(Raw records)
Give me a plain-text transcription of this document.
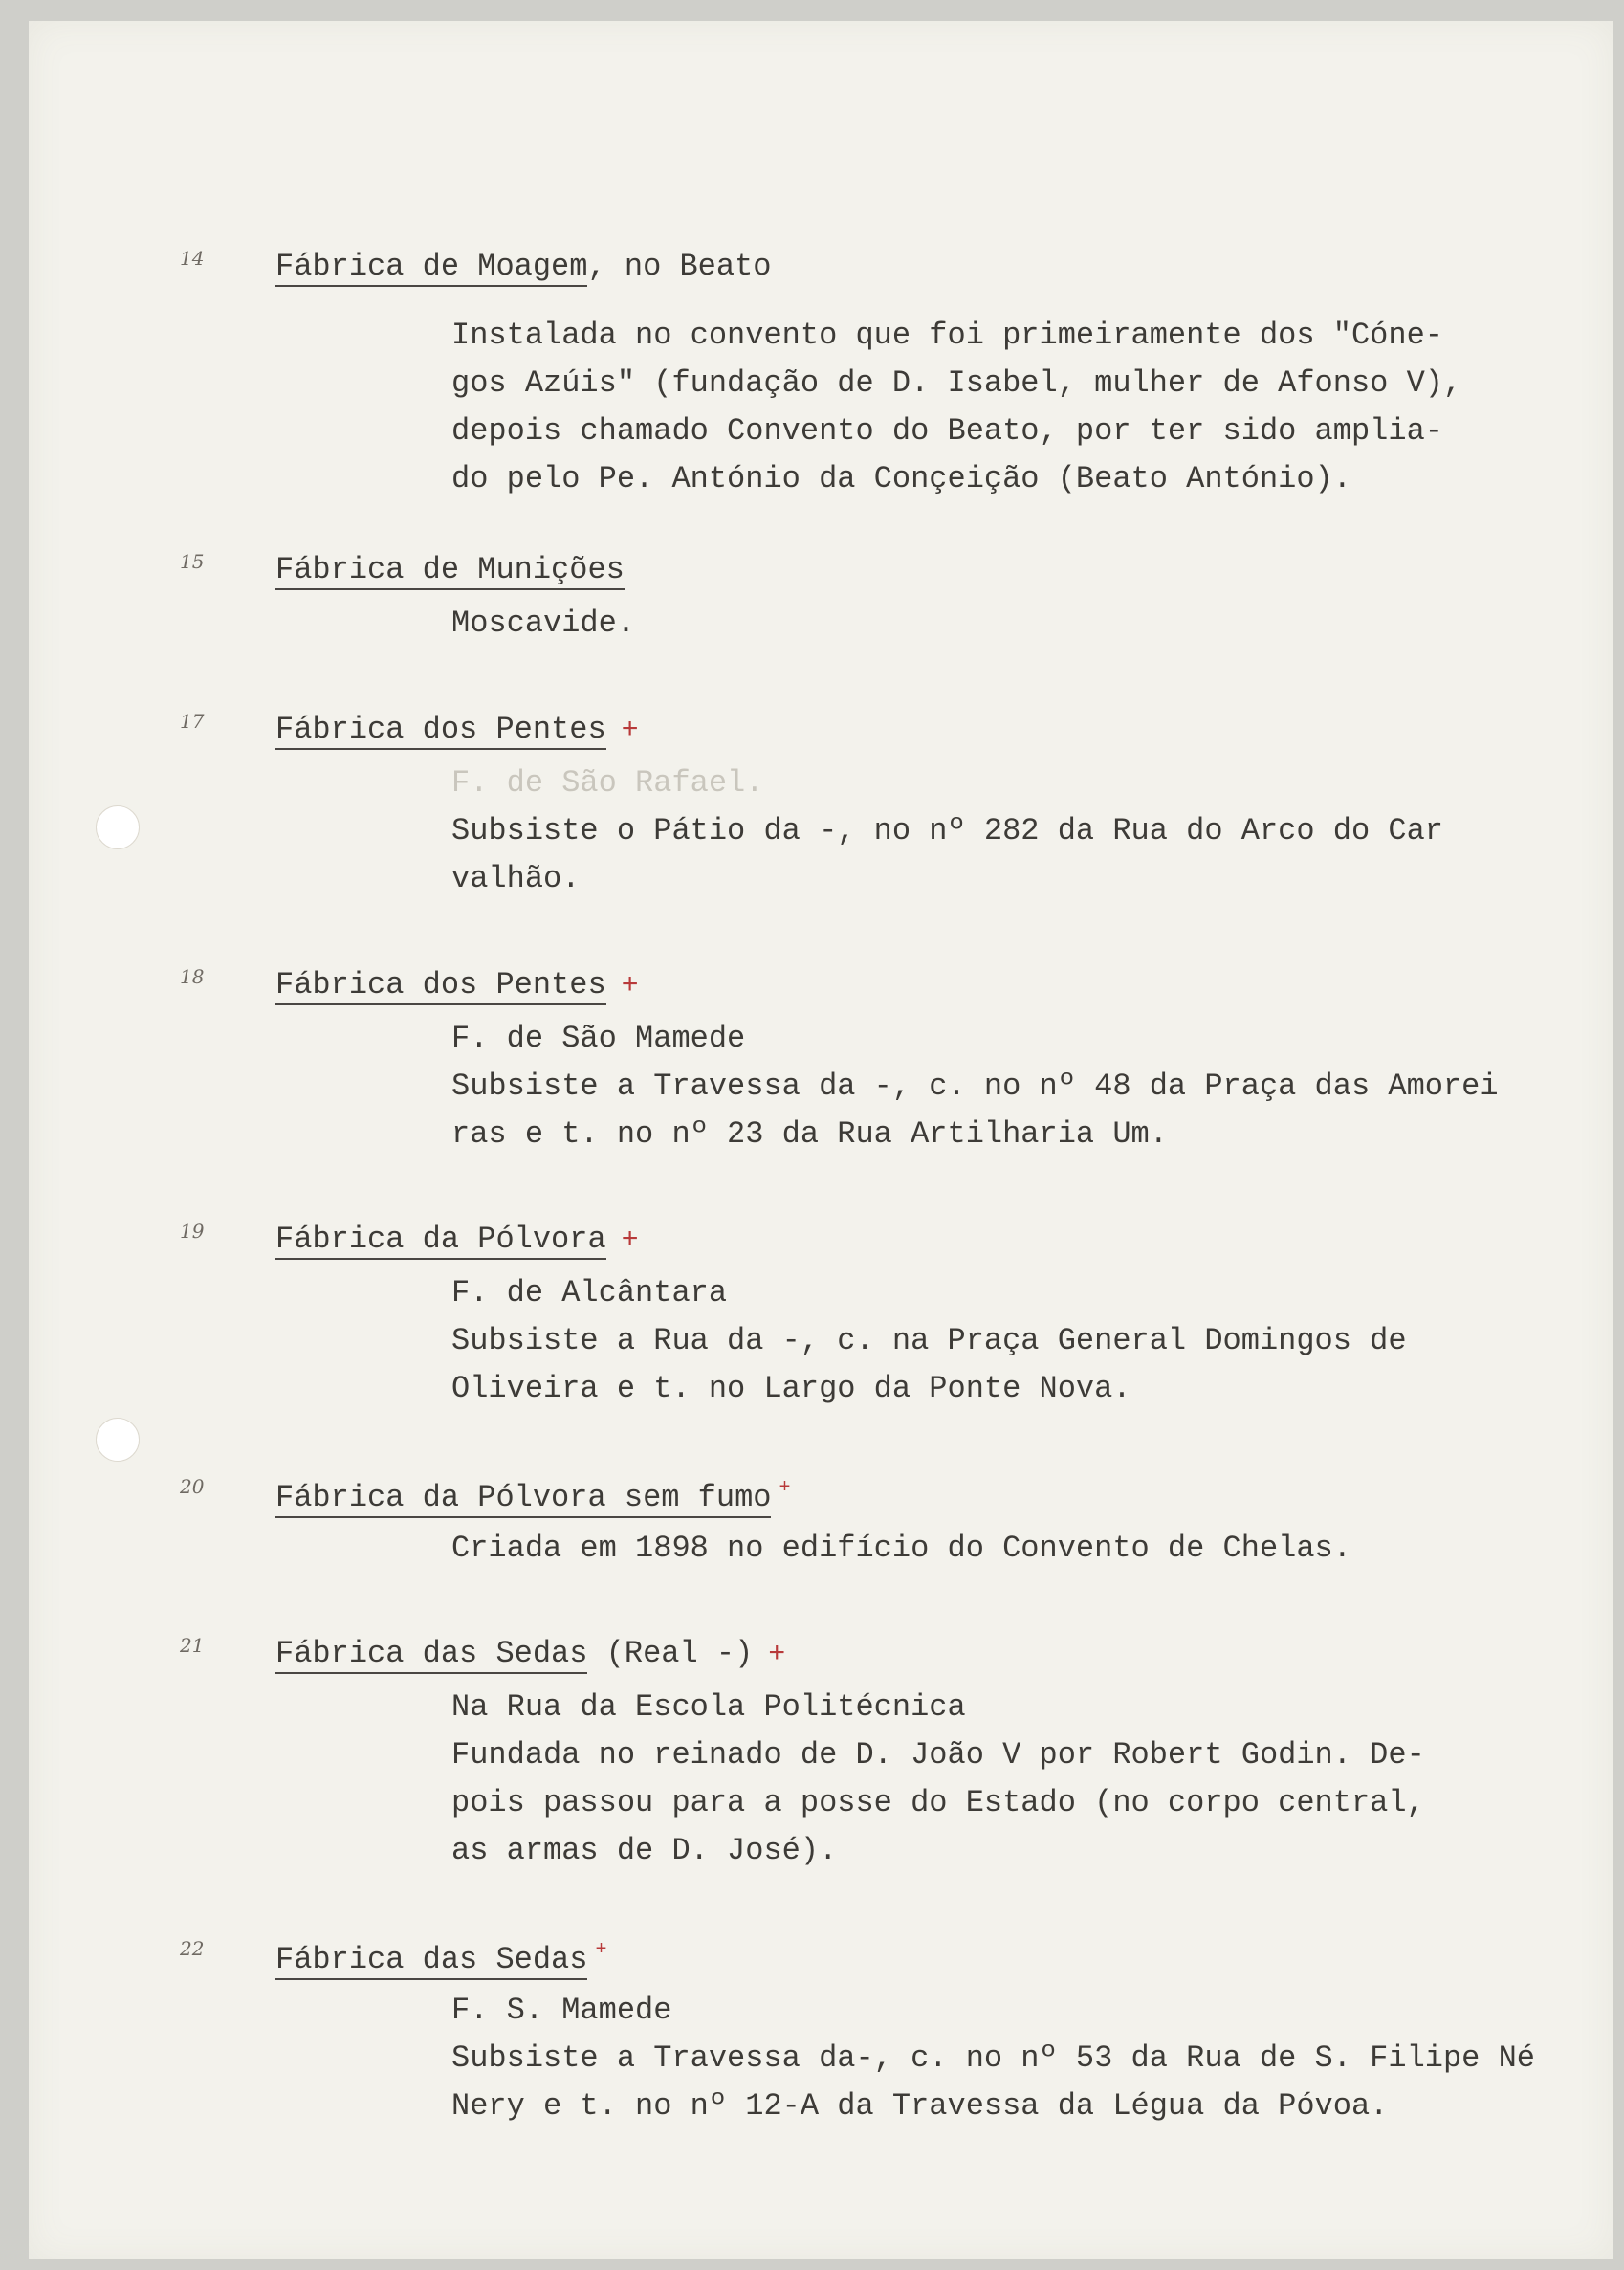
14 Fábrica de Moagem, no Beato
Instalada no convento que foi primeiramente dos "Cóne-
gos Azúis" (fundação de D. Isabel, mulher de Afonso V),
depois chamado Convento do Beato, por ter sido amplia-
do pelo Pe. António da Conçeição (Beato António).
15 Fábrica de Munições
Moscavide.
17 Fábrica dos Pentes +
F. de São Rafael.
Subsiste o Pátio da -, no nº 282 da Rua do Arco do Car
valhão.
18 Fábrica dos Pentes +
F. de São Mamede
Subsiste a Travessa da -, c. no nº 48 da Praça das Amorei
ras e t. no nº 23 da Rua Artilharia Um.
19 Fábrica da Pólvora +
F. de Alcântara
Subsiste a Rua da -, c. na Praça General Domingos de
Oliveira e t. no Largo da Ponte Nova.
20 Fábrica da Pólvora sem fumo +
Criada em 1898 no edifício do Convento de Chelas.
21 Fábrica das Sedas (Real -) +
Na Rua da Escola Politécnica
Fundada no reinado de D. João V por Robert Godin. De-
pois passou para a posse do Estado (no corpo central,
as armas de D. José).
22 Fábrica das Sedas +
F. S. Mamede
Subsiste a Travessa da-, c. no nº 53 da Rua de S. Filipe Né
Nery e t. no nº 12-A da Travessa da Légua da Póvoa.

§ **EXERCISE INSTRUCTIONS**: Copy out each line word for word, please, skipping the images.

§ **OUTPUT FOR THIS TASK**:
Give me a plain-text transcription of this document.
14 Fábrica de Moagem, no Beato
Instalada no convento que foi primeiramente dos "Cóne-
gos Azúis" (fundação de D. Isabel, mulher de Afonso V),
depois chamado Convento do Beato, por ter sido amplia-
do pelo Pe. António da Conçeição (Beato António).
15 Fábrica de Munições
Moscavide.
17 Fábrica dos Pentes +
F. de São Rafael.
Subsiste o Pátio da -, no nº 282 da Rua do Arco do Car
valhão.
18 Fábrica dos Pentes +
F. de São Mamede
Subsiste a Travessa da -, c. no nº 48 da Praça das Amorei
ras e t. no nº 23 da Rua Artilharia Um.
19 Fábrica da Pólvora +
F. de Alcântara
Subsiste a Rua da -, c. na Praça General Domingos de
Oliveira e t. no Largo da Ponte Nova.
20 Fábrica da Pólvora sem fumo +
Criada em 1898 no edifício do Convento de Chelas.
21 Fábrica das Sedas (Real -) +
Na Rua da Escola Politécnica
Fundada no reinado de D. João V por Robert Godin. De-
pois passou para a posse do Estado (no corpo central,
as armas de D. José).
22 Fábrica das Sedas +
F. S. Mamede
Subsiste a Travessa da-, c. no nº 53 da Rua de S. Filipe Né
Nery e t. no nº 12-A da Travessa da Légua da Póvoa.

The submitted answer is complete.